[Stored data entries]
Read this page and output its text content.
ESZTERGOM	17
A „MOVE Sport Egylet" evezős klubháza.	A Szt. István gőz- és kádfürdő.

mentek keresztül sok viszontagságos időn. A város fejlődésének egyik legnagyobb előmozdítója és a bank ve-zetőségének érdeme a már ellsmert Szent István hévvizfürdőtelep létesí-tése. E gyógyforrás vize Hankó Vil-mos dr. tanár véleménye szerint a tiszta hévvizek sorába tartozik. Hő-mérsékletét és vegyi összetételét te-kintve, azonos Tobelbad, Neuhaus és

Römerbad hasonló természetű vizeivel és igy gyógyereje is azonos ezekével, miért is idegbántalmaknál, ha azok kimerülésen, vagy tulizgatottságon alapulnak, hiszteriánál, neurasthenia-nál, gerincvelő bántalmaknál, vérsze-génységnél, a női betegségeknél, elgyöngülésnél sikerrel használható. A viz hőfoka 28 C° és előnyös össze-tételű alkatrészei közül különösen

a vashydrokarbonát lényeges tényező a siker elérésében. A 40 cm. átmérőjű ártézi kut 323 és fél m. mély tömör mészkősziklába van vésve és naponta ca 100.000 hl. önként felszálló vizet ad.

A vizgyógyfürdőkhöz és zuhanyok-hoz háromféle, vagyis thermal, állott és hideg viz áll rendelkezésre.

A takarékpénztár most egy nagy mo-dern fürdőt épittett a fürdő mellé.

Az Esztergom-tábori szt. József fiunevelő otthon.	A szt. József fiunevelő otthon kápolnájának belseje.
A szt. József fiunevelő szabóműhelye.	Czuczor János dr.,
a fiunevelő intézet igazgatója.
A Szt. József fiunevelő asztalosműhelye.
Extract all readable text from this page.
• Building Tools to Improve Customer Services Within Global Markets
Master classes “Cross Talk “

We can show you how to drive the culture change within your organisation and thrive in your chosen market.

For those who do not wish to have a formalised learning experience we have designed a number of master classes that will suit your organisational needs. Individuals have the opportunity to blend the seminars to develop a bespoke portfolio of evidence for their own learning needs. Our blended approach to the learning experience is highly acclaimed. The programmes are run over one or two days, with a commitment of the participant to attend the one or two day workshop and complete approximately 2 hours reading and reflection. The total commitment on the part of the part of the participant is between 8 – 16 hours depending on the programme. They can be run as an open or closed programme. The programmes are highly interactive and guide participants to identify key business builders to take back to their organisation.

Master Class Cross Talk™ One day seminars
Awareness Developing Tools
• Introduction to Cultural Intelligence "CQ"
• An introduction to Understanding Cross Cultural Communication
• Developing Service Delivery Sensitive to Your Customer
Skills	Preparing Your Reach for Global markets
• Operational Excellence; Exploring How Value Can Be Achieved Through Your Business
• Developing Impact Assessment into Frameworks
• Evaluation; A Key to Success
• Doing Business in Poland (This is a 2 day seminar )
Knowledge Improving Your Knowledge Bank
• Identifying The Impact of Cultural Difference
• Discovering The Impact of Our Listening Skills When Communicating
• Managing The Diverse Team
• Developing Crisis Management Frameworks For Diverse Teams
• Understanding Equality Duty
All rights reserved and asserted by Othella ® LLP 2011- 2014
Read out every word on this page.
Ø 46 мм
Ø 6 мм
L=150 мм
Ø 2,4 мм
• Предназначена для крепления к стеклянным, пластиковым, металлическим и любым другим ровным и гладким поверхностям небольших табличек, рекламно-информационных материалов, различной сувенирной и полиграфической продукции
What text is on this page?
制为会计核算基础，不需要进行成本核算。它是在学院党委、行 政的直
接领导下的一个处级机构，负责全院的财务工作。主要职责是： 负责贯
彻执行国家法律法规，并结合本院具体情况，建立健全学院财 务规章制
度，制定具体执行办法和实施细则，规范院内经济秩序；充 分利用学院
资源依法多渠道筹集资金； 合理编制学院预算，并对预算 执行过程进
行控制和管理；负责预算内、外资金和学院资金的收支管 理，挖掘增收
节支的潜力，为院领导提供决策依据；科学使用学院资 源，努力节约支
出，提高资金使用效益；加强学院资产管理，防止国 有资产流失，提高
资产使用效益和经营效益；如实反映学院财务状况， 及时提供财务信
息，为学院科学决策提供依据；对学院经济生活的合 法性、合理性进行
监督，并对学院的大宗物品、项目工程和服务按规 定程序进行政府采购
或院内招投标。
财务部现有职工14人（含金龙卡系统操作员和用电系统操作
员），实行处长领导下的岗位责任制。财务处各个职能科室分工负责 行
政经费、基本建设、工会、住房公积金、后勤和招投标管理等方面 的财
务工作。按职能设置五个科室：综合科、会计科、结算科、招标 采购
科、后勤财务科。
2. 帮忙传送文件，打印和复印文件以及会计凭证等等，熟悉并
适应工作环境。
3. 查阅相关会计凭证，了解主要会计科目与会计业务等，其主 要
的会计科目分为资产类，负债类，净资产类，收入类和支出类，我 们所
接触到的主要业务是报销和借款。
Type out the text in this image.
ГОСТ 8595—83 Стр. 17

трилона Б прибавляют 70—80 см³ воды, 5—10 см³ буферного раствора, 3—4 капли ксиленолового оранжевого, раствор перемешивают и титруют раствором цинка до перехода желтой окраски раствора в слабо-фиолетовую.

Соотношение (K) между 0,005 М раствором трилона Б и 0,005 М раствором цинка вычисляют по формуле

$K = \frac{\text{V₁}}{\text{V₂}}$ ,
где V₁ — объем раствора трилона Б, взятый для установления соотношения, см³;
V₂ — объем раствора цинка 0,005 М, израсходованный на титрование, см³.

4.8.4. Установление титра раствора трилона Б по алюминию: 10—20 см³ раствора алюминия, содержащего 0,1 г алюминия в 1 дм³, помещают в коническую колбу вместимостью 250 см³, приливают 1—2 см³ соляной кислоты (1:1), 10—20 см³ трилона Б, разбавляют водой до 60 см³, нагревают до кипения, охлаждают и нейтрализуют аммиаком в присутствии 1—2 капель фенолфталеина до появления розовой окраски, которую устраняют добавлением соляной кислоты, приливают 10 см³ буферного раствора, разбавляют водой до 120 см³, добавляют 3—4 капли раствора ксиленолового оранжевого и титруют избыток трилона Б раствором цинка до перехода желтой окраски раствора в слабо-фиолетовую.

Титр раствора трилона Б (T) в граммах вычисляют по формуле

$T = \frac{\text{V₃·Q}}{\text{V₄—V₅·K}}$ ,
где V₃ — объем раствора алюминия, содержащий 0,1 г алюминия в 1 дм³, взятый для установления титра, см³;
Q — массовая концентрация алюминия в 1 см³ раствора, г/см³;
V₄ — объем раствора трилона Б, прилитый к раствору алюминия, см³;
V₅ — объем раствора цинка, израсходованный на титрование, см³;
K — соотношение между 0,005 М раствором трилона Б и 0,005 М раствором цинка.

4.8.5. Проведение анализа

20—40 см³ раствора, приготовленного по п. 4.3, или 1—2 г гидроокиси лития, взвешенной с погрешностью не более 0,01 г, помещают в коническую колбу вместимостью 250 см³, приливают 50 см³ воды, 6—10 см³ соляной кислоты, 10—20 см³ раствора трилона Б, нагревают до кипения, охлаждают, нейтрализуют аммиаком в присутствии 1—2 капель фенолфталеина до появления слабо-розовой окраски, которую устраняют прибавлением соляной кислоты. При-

WHAT NEEDS TO BE DONE ▸
Lines containing the string "титрование" are to be selected and copied.

FINAL ANSWER ▸
V₂ — объем раствора цинка 0,005 М, израсходованный на титрование, см³.
V₅ — объем раствора цинка, израсходованный на титрование, см³;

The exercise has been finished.